*Exercise objective:* Exactly as they appear, output all of the entries.

*Supplied information:*
----------
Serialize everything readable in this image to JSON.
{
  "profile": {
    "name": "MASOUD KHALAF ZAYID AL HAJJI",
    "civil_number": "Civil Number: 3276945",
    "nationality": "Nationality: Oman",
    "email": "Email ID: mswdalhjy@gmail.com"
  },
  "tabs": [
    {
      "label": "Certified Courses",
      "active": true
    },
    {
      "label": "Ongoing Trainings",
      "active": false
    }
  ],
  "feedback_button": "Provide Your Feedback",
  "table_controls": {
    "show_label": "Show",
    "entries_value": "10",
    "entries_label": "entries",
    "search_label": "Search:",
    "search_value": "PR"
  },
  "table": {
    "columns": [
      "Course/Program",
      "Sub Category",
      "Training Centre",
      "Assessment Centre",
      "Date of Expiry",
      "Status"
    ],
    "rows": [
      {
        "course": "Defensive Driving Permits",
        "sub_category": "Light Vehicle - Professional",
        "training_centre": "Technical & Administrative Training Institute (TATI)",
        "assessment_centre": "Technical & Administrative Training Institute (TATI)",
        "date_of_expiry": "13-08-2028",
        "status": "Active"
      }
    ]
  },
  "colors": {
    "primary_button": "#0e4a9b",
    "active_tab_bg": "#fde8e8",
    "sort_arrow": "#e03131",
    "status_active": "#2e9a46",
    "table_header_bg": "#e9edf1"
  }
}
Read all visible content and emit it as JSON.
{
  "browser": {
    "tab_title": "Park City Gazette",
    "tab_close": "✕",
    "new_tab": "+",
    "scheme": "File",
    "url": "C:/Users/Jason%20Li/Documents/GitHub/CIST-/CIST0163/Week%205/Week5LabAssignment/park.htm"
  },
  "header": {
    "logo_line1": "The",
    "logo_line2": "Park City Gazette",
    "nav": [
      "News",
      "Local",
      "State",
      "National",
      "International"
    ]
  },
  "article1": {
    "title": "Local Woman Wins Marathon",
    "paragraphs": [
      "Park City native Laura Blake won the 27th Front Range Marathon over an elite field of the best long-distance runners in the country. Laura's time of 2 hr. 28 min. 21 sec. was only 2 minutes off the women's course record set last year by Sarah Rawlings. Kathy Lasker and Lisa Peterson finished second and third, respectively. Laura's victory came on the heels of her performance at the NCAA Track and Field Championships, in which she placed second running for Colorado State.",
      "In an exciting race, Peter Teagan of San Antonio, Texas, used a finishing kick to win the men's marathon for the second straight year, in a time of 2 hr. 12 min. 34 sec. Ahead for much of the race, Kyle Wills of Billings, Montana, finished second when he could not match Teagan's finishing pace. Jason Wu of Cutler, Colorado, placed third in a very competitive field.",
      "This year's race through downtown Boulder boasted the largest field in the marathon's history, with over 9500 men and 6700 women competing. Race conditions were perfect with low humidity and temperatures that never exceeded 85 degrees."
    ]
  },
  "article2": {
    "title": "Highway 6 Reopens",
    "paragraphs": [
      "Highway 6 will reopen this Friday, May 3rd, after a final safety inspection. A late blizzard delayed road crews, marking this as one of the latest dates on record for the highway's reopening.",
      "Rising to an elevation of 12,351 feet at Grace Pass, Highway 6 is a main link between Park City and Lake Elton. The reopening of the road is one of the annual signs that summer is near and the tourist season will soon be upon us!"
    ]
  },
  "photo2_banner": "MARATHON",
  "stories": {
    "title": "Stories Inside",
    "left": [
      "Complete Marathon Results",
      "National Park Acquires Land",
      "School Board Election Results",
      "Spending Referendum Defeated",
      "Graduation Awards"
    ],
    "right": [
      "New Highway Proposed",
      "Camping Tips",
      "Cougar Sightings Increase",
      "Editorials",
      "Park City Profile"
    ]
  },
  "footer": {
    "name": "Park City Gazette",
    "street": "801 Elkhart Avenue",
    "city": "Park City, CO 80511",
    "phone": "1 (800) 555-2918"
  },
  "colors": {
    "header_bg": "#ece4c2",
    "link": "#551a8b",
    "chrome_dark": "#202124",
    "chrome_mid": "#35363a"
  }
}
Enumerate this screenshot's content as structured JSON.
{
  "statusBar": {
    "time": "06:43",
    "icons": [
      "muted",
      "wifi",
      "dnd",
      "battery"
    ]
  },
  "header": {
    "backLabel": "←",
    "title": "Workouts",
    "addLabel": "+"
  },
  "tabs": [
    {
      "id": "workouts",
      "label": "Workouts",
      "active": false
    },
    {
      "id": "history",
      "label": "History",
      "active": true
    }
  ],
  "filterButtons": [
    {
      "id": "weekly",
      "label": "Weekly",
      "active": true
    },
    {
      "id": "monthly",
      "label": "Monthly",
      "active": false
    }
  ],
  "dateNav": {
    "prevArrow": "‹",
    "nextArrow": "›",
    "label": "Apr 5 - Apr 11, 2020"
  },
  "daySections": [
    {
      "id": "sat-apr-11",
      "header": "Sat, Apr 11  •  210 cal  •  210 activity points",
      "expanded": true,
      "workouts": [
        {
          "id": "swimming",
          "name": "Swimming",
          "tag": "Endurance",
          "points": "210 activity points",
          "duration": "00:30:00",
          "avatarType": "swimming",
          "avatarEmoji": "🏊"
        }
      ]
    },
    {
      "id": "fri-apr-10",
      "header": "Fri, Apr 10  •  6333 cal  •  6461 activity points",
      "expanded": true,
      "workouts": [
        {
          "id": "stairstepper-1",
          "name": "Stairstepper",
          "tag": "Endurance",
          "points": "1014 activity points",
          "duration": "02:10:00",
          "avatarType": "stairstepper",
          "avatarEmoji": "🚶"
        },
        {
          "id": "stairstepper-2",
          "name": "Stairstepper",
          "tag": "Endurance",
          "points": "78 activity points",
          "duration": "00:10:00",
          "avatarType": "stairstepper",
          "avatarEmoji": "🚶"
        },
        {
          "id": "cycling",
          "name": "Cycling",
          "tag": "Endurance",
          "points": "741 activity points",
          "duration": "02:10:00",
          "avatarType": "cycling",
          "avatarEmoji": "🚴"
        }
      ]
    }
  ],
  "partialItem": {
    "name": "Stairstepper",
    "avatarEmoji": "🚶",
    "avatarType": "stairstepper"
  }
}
----------
*Exercise solution:*
Serialize everything readable in this image to JSON.
{
  "profile": {
    "name": "MASOUD KHALAF ZAYID AL HAJJI",
    "civil_number": "Civil Number: 3276945",
    "nationality": "Nationality: Oman",
    "email": "Email ID: mswdalhjy@gmail.com"
  },
  "tabs": [
    {
      "label": "Certified Courses",
      "active": true
    },
    {
      "label": "Ongoing Trainings",
      "active": false
    }
  ],
  "feedback_button": "Provide Your Feedback",
  "table_controls": {
    "show_label": "Show",
    "entries_value": "10",
    "entries_label": "entries",
    "search_label": "Search:",
    "search_value": "PR"
  },
  "table": {
    "columns": [
      "Course/Program",
      "Sub Category",
      "Training Centre",
      "Assessment Centre",
      "Date of Expiry",
      "Status"
    ],
    "rows": [
      {
        "course": "Defensive Driving Permits",
        "sub_category": "Light Vehicle - Professional",
        "training_centre": "Technical & Administrative Training Institute (TATI)",
        "assessment_centre": "Technical & Administrative Training Institute (TATI)",
        "date_of_expiry": "13-08-2028",
        "status": "Active"
      }
    ]
  },
  "colors": {
    "primary_button": "#0e4a9b",
    "active_tab_bg": "#fde8e8",
    "sort_arrow": "#e03131",
    "status_active": "#2e9a46",
    "table_header_bg": "#e9edf1"
  }
}
Read all visible content and emit it as JSON.
{
  "browser": {
    "tab_title": "Park City Gazette",
    "tab_close": "✕",
    "new_tab": "+",
    "scheme": "File",
    "url": "C:/Users/Jason%20Li/Documents/GitHub/CIST-/CIST0163/Week%205/Week5LabAssignment/park.htm"
  },
  "header": {
    "logo_line1": "The",
    "logo_line2": "Park City Gazette",
    "nav": [
      "News",
      "Local",
      "State",
      "National",
      "International"
    ]
  },
  "article1": {
    "title": "Local Woman Wins Marathon",
    "paragraphs": [
      "Park City native Laura Blake won the 27th Front Range Marathon over an elite field of the best long-distance runners in the country. Laura's time of 2 hr. 28 min. 21 sec. was only 2 minutes off the women's course record set last year by Sarah Rawlings. Kathy Lasker and Lisa Peterson finished second and third, respectively. Laura's victory came on the heels of her performance at the NCAA Track and Field Championships, in which she placed second running for Colorado State.",
      "In an exciting race, Peter Teagan of San Antonio, Texas, used a finishing kick to win the men's marathon for the second straight year, in a time of 2 hr. 12 min. 34 sec. Ahead for much of the race, Kyle Wills of Billings, Montana, finished second when he could not match Teagan's finishing pace. Jason Wu of Cutler, Colorado, placed third in a very competitive field.",
      "This year's race through downtown Boulder boasted the largest field in the marathon's history, with over 9500 men and 6700 women competing. Race conditions were perfect with low humidity and temperatures that never exceeded 85 degrees."
    ]
  },
  "article2": {
    "title": "Highway 6 Reopens",
    "paragraphs": [
      "Highway 6 will reopen this Friday, May 3rd, after a final safety inspection. A late blizzard delayed road crews, marking this as one of the latest dates on record for the highway's reopening.",
      "Rising to an elevation of 12,351 feet at Grace Pass, Highway 6 is a main link between Park City and Lake Elton. The reopening of the road is one of the annual signs that summer is near and the tourist season will soon be upon us!"
    ]
  },
  "photo2_banner": "MARATHON",
  "stories": {
    "title": "Stories Inside",
    "left": [
      "Complete Marathon Results",
      "National Park Acquires Land",
      "School Board Election Results",
      "Spending Referendum Defeated",
      "Graduation Awards"
    ],
    "right": [
      "New Highway Proposed",
      "Camping Tips",
      "Cougar Sightings Increase",
      "Editorials",
      "Park City Profile"
    ]
  },
  "footer": {
    "name": "Park City Gazette",
    "street": "801 Elkhart Avenue",
    "city": "Park City, CO 80511",
    "phone": "1 (800) 555-2918"
  },
  "colors": {
    "header_bg": "#ece4c2",
    "link": "#551a8b",
    "chrome_dark": "#202124",
    "chrome_mid": "#35363a"
  }
}
Enumerate this screenshot's content as structured JSON.
{
  "statusBar": {
    "time": "06:43",
    "icons": [
      "muted",
      "wifi",
      "dnd",
      "battery"
    ]
  },
  "header": {
    "backLabel": "←",
    "title": "Workouts",
    "addLabel": "+"
  },
  "tabs": [
    {
      "id": "workouts",
      "label": "Workouts",
      "active": false
    },
    {
      "id": "history",
      "label": "History",
      "active": true
    }
  ],
  "filterButtons": [
    {
      "id": "weekly",
      "label": "Weekly",
      "active": true
    },
    {
      "id": "monthly",
      "label": "Monthly",
      "active": false
    }
  ],
  "dateNav": {
    "prevArrow": "‹",
    "nextArrow": "›",
    "label": "Apr 5 - Apr 11, 2020"
  },
  "daySections": [
    {
      "id": "sat-apr-11",
      "header": "Sat, Apr 11  •  210 cal  •  210 activity points",
      "expanded": true,
      "workouts": [
        {
          "id": "swimming",
          "name": "Swimming",
          "tag": "Endurance",
          "points": "210 activity points",
          "duration": "00:30:00",
          "avatarType": "swimming",
          "avatarEmoji": "🏊"
        }
      ]
    },
    {
      "id": "fri-apr-10",
      "header": "Fri, Apr 10  •  6333 cal  •  6461 activity points",
      "expanded": true,
      "workouts": [
        {
          "id": "stairstepper-1",
          "name": "Stairstepper",
          "tag": "Endurance",
          "points": "1014 activity points",
          "duration": "02:10:00",
          "avatarType": "stairstepper",
          "avatarEmoji": "🚶"
        },
        {
          "id": "stairstepper-2",
          "name": "Stairstepper",
          "tag": "Endurance",
          "points": "78 activity points",
          "duration": "00:10:00",
          "avatarType": "stairstepper",
          "avatarEmoji": "🚶"
        },
        {
          "id": "cycling",
          "name": "Cycling",
          "tag": "Endurance",
          "points": "741 activity points",
          "duration": "02:10:00",
          "avatarType": "cycling",
          "avatarEmoji": "🚴"
        }
      ]
    }
  ],
  "partialItem": {
    "name": "Stairstepper",
    "avatarEmoji": "🚶",
    "avatarType": "stairstepper"
  }
}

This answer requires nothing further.